_What you will do_
Find the string "także" in the entries and copy each line that has it.

:: Material for the task

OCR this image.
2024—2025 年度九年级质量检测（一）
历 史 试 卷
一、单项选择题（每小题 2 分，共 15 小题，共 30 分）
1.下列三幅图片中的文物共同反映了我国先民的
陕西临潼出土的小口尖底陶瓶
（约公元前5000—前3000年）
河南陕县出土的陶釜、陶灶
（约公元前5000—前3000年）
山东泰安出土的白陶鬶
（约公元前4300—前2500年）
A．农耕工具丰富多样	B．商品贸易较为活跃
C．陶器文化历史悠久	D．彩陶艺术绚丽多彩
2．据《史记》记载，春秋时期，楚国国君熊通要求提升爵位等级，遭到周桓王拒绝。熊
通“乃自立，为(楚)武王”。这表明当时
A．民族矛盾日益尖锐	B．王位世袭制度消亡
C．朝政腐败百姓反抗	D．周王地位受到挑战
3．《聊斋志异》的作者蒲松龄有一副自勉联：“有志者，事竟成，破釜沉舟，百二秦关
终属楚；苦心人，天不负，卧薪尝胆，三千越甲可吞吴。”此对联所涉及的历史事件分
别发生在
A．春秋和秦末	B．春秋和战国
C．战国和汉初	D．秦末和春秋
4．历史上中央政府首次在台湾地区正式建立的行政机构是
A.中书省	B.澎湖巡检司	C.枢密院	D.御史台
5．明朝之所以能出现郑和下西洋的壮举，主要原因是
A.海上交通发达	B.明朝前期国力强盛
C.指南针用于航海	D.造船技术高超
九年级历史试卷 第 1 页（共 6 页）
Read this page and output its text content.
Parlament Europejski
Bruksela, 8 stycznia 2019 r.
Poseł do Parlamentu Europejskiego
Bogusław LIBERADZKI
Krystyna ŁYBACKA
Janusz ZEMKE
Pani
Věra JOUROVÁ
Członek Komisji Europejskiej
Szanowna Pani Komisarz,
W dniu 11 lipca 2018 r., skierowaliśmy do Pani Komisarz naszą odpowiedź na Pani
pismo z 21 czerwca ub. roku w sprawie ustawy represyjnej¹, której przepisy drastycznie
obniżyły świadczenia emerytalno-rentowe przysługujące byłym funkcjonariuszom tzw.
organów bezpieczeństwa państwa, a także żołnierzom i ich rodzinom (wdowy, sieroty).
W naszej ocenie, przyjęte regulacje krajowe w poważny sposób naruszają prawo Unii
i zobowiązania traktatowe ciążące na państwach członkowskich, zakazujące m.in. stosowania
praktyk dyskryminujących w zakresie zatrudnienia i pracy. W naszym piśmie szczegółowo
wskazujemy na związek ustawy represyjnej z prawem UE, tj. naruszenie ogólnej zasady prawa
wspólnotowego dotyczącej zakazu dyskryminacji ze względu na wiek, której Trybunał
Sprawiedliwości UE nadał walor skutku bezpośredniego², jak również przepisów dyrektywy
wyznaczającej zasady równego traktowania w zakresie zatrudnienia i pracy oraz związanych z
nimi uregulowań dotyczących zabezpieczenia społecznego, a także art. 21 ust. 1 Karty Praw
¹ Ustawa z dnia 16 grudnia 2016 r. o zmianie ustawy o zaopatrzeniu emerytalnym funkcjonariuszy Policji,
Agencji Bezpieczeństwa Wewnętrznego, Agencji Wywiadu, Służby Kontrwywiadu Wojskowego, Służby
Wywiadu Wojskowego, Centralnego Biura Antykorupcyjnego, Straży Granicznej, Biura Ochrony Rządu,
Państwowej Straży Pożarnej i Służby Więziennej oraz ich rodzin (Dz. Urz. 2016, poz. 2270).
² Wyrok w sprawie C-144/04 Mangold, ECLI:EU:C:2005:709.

::::

_Result of this task_
organów bezpieczeństwa państwa, a także żołnierzom i ich rodzinom (wdowy, sieroty).
nimi uregulowań dotyczących zabezpieczenia społecznego, a także art. 21 ust. 1 Karty Praw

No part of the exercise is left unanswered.